*What the task asks:*
Write out the lines from the line containing "Read all visible" through the final line of the listing below, exactly, omitting every other line.

*Records for the task:*
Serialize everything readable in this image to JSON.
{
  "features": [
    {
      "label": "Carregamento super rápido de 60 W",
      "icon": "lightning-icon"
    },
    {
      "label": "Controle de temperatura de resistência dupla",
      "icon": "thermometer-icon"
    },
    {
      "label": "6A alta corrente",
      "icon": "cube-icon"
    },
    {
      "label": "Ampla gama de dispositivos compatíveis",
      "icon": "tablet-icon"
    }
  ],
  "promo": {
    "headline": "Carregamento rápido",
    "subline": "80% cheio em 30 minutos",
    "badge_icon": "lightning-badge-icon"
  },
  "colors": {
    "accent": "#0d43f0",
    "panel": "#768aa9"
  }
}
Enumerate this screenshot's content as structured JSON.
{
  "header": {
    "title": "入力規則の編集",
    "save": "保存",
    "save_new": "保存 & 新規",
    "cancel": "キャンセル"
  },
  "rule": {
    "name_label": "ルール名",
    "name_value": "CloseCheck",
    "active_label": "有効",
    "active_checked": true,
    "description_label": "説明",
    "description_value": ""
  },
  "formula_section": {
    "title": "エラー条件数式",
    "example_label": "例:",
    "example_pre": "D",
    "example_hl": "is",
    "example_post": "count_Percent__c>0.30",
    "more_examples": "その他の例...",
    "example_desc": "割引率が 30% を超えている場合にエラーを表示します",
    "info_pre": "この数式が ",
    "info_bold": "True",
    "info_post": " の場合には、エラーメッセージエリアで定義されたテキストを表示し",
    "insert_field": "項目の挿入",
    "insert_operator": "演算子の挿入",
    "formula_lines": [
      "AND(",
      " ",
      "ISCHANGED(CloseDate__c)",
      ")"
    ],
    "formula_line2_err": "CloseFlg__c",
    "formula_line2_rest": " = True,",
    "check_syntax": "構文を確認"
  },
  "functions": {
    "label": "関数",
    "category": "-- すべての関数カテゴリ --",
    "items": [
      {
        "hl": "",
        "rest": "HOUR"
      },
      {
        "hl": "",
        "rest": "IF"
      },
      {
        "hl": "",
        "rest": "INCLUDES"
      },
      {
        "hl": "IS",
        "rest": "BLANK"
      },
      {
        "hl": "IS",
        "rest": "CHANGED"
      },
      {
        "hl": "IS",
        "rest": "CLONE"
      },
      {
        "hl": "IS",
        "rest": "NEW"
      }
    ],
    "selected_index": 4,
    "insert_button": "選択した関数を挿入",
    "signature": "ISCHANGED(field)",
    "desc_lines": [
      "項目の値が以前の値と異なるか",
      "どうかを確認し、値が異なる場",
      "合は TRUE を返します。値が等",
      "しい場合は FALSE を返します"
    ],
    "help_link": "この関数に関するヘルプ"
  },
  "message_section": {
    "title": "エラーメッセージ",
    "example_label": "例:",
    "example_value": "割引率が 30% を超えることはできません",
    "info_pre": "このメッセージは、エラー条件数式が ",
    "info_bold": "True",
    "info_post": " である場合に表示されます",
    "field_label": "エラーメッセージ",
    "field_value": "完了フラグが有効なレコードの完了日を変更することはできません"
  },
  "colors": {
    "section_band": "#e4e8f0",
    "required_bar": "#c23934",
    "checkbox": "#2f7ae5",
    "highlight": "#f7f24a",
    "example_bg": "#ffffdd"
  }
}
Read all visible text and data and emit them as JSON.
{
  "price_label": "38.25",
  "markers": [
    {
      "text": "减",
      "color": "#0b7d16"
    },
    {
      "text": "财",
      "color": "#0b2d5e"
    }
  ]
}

*Task result:*
Read all visible text and data and emit them as JSON.
{
  "price_label": "38.25",
  "markers": [
    {
      "text": "减",
      "color": "#0b7d16"
    },
    {
      "text": "财",
      "color": "#0b2d5e"
    }
  ]
}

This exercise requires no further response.